▶ **Given problem**:
Copy each line below that includes "mode".
## begin Records for processing
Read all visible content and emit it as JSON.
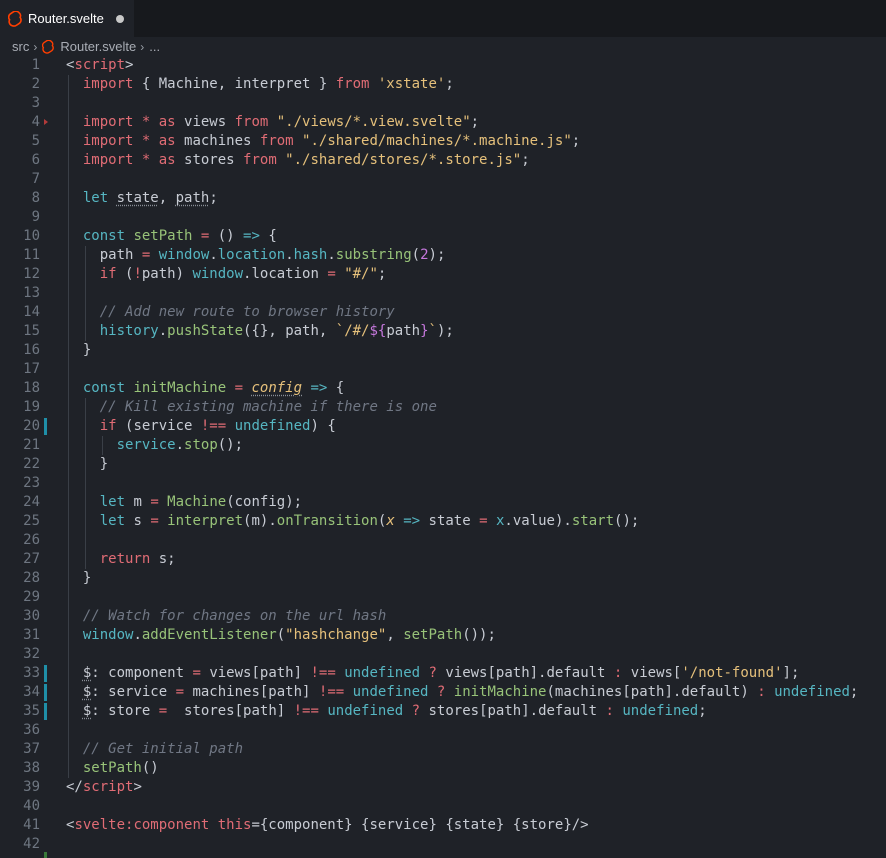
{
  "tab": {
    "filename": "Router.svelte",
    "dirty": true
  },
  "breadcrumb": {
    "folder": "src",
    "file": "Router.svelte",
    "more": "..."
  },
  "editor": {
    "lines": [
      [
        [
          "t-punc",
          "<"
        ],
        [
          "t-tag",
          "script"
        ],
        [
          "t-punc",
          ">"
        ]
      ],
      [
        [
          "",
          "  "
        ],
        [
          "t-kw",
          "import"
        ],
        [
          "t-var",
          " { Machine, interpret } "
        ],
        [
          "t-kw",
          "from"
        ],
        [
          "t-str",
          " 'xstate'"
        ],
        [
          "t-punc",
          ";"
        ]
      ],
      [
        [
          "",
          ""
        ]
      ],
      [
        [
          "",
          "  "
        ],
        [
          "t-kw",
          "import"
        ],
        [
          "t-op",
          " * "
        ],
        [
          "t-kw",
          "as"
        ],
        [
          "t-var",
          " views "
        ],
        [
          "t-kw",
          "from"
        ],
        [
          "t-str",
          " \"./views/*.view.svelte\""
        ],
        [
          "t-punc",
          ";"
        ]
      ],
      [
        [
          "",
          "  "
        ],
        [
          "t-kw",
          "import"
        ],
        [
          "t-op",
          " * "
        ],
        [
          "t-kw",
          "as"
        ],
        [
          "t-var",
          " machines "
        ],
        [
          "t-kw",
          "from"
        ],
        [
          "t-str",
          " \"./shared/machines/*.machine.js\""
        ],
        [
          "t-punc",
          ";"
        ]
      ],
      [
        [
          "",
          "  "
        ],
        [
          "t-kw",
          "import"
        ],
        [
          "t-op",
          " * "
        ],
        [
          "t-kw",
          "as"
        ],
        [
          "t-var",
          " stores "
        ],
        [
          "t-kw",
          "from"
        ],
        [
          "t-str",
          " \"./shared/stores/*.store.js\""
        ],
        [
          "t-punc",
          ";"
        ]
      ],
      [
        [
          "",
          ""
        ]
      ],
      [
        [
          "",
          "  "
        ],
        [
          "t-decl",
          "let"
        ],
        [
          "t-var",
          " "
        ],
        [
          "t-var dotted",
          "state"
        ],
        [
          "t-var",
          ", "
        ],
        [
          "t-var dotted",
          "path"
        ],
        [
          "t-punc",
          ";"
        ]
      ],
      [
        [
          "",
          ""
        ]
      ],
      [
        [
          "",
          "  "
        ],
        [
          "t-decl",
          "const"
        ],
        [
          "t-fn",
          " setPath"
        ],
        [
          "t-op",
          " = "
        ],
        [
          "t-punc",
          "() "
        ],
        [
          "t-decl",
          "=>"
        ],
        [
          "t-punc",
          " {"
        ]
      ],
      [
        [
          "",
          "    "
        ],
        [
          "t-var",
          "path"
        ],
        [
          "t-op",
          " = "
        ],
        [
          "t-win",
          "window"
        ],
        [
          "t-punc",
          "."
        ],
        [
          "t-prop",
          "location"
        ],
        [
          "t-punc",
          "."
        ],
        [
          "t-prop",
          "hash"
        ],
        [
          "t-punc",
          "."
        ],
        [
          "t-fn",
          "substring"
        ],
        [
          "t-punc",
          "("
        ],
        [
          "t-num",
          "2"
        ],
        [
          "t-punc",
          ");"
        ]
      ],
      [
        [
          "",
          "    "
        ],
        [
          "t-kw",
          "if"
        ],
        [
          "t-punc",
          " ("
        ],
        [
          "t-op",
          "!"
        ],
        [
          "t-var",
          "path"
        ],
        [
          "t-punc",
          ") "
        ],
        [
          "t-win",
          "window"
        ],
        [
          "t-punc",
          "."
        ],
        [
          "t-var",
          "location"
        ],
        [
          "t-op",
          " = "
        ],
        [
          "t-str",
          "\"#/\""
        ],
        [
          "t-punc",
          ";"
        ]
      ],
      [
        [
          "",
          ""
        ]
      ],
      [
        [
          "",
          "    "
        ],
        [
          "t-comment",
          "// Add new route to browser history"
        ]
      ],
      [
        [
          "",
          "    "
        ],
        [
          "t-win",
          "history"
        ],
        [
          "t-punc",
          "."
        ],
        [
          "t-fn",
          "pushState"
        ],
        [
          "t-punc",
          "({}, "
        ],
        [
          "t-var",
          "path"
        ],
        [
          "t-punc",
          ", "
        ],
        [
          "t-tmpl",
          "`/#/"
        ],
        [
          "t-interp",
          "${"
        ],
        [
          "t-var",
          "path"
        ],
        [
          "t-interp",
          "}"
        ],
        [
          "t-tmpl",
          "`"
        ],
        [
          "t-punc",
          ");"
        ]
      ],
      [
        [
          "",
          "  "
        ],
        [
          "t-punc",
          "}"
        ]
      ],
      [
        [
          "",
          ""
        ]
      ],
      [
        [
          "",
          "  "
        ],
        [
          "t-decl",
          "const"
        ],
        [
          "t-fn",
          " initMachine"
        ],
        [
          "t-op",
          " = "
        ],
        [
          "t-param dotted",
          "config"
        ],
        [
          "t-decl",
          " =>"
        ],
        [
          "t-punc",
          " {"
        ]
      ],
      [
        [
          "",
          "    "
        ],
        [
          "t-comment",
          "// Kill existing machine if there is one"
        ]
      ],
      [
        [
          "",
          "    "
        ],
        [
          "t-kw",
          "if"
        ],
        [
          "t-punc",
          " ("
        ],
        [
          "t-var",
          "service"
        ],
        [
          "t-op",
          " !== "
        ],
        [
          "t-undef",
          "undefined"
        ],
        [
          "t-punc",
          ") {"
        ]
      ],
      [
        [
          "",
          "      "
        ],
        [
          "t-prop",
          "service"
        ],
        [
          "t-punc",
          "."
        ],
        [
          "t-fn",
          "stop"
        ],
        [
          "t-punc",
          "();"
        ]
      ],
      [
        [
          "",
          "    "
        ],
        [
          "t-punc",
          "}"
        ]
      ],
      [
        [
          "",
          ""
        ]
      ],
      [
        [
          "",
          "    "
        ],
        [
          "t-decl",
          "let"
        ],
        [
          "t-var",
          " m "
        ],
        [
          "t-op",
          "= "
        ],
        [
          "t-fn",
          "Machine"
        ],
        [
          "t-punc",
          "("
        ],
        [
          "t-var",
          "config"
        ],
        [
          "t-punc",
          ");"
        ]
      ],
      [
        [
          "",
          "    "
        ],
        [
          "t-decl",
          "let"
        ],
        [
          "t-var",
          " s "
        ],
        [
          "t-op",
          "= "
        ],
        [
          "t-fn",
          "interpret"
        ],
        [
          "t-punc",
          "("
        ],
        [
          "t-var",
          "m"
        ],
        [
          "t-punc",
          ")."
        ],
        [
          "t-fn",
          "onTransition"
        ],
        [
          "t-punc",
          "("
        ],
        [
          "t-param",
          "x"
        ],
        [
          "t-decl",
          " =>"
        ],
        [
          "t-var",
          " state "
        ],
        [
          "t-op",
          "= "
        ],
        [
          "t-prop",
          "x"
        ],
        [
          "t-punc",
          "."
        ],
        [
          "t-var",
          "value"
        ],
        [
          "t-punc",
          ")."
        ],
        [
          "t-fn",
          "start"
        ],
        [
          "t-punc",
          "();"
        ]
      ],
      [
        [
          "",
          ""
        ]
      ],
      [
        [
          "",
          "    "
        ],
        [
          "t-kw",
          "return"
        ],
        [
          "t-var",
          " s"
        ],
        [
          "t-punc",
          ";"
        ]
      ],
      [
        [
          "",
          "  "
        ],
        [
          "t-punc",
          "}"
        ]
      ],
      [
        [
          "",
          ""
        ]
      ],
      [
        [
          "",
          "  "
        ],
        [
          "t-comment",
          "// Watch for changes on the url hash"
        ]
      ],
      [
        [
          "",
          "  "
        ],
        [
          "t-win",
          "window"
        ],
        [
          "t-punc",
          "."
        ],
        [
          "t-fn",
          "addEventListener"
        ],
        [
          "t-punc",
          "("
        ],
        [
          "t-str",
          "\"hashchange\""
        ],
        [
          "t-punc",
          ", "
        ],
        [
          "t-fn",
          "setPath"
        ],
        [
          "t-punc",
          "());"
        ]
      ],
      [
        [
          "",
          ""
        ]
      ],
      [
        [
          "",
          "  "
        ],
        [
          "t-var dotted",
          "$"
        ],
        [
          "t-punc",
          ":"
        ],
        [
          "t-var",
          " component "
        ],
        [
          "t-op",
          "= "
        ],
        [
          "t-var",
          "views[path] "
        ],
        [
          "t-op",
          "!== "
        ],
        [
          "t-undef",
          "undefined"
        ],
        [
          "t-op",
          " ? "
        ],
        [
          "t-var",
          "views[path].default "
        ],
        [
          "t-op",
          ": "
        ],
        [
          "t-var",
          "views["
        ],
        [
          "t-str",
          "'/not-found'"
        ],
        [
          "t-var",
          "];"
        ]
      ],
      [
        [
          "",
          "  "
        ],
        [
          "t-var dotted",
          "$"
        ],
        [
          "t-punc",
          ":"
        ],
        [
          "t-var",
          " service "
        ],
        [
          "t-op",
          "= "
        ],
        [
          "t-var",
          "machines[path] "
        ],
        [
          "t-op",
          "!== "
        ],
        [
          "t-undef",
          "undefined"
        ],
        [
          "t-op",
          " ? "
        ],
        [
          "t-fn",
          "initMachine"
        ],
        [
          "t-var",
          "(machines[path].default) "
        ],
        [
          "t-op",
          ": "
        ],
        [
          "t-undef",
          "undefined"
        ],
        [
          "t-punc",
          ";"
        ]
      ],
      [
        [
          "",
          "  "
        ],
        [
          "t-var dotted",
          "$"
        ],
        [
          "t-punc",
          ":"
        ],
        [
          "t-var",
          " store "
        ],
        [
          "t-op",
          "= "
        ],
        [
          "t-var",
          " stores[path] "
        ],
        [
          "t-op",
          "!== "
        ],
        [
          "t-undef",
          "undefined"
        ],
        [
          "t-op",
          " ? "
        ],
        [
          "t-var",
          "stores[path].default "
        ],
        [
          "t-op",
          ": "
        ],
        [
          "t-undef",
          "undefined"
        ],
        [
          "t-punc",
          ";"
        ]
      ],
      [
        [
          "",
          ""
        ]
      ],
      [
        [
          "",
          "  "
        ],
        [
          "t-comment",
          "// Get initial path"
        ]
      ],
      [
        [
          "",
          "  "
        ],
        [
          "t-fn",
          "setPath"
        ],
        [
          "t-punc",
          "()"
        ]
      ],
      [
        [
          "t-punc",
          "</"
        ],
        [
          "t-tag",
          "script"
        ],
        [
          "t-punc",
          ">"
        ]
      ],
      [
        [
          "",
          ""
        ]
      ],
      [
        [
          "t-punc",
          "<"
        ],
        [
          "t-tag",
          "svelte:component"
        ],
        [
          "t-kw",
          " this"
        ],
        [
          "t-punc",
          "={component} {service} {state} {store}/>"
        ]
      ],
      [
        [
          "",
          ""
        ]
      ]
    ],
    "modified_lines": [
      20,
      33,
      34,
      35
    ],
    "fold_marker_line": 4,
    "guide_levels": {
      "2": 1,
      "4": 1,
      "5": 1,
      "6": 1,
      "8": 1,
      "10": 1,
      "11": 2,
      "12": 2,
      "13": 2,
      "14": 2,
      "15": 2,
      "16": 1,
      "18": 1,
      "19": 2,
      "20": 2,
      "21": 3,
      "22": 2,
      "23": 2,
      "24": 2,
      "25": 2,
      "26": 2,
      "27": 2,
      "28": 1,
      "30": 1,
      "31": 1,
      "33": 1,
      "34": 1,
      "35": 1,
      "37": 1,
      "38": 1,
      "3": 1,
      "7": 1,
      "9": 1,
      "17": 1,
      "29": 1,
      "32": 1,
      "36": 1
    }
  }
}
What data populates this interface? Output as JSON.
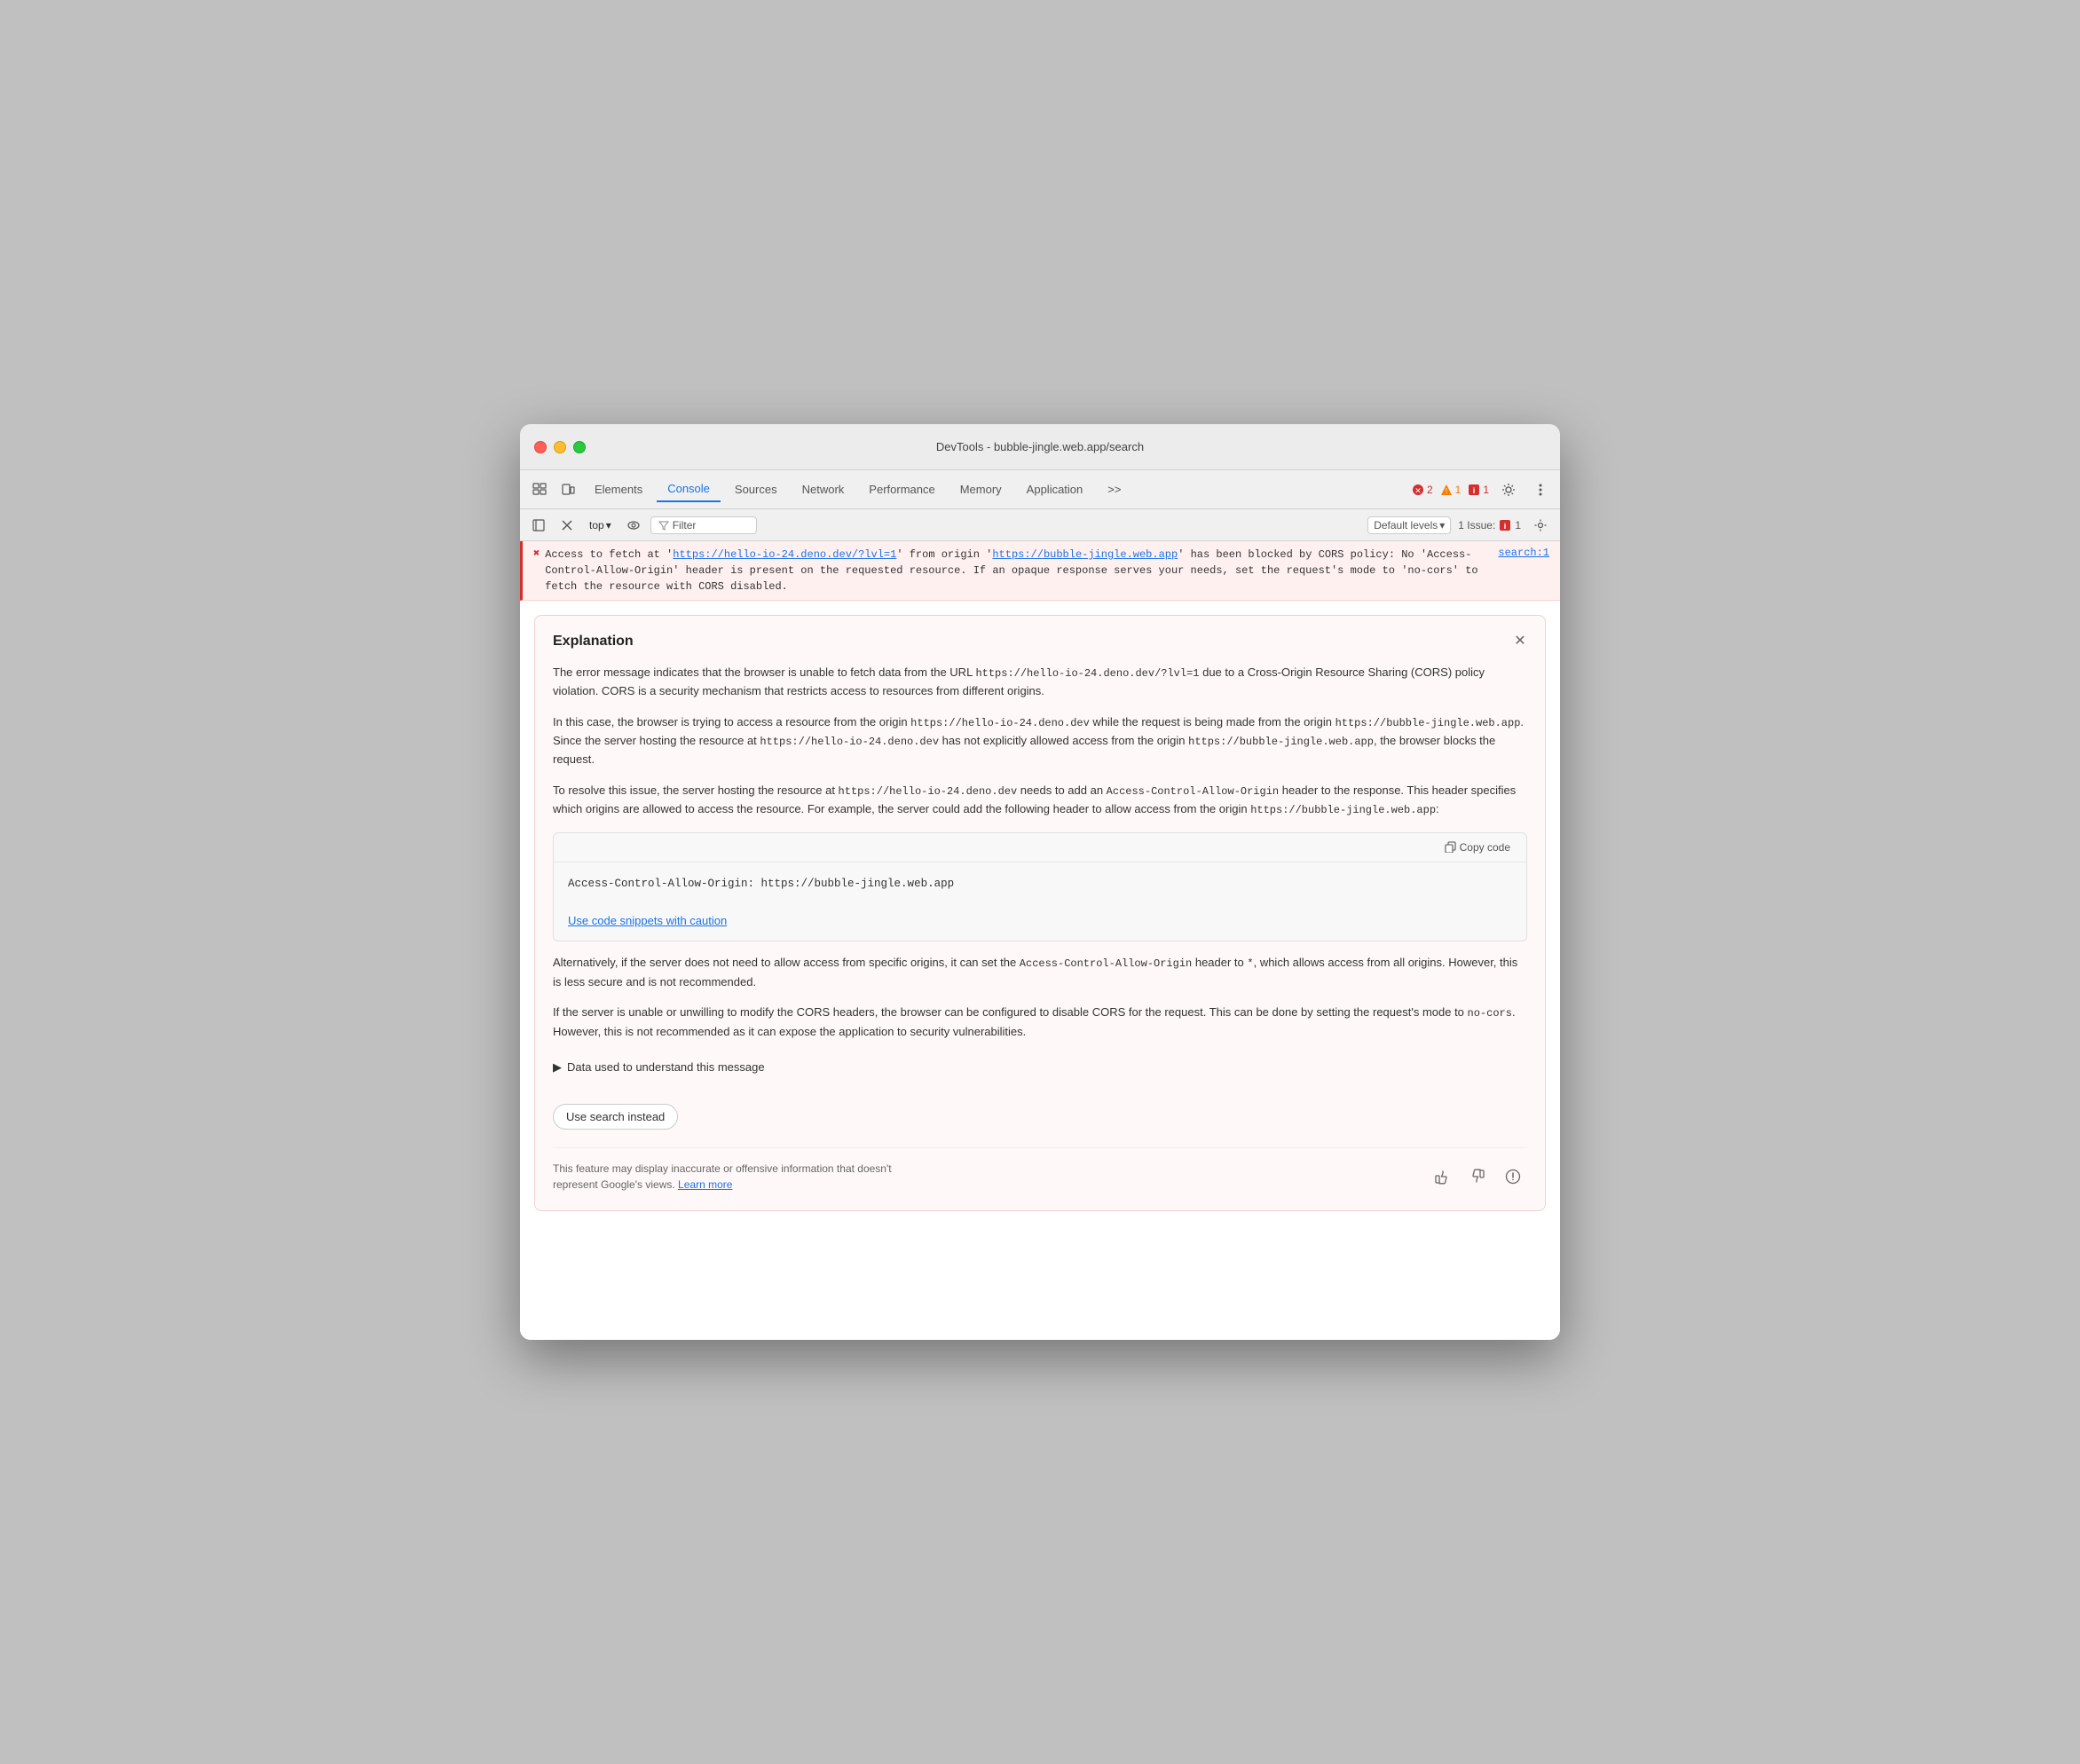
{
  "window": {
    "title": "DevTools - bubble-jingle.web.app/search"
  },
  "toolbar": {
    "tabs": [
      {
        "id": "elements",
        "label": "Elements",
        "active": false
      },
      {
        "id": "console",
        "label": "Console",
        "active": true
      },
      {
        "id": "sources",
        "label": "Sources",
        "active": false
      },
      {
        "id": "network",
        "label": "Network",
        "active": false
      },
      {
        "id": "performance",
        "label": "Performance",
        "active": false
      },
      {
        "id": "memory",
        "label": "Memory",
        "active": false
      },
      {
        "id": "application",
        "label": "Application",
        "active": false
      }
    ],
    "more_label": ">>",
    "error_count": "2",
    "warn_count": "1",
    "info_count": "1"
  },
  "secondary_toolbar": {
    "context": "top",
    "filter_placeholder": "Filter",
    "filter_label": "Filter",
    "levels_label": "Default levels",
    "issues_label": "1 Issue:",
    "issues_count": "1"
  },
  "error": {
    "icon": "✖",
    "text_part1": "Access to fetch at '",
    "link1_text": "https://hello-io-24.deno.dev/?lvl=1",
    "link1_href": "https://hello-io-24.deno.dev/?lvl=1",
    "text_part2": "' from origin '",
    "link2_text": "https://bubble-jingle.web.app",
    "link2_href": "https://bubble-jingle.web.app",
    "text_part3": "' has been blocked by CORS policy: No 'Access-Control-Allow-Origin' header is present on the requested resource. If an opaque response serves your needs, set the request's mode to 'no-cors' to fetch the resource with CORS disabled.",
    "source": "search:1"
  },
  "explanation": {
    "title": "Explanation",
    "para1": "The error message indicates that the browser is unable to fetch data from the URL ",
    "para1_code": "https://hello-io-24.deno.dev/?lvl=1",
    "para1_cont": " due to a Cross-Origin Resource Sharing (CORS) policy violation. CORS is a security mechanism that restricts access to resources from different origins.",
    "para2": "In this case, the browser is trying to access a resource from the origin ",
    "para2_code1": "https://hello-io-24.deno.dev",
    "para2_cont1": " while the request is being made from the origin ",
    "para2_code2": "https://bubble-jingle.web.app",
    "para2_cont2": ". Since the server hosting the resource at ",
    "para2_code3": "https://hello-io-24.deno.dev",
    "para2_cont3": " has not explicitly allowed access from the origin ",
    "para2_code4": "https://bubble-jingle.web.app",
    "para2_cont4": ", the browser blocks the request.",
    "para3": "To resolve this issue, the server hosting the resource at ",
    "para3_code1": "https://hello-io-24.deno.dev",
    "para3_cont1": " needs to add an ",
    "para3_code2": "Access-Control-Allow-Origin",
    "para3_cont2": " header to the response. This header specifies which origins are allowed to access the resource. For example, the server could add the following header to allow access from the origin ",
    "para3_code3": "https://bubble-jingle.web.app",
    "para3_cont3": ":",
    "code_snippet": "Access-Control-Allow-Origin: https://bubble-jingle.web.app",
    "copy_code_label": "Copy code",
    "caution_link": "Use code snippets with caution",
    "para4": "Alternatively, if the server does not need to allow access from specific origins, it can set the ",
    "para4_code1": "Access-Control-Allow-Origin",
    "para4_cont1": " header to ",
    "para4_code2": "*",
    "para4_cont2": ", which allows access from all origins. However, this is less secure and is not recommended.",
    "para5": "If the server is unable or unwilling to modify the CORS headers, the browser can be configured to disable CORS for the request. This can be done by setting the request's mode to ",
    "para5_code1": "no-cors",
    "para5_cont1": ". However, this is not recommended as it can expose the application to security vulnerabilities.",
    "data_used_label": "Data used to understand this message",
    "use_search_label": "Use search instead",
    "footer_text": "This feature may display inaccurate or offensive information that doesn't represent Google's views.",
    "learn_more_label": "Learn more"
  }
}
## end Records for processing
▶ **Response**:
    "text_part3": "' has been blocked by CORS policy: No 'Access-Control-Allow-Origin' header is present on the requested resource. If an opaque response serves your needs, set the request's mode to 'no-cors' to fetch the resource with CORS disabled.",
    "para5": "If the server is unable or unwilling to modify the CORS headers, the browser can be configured to disable CORS for the request. This can be done by setting the request's mode to ",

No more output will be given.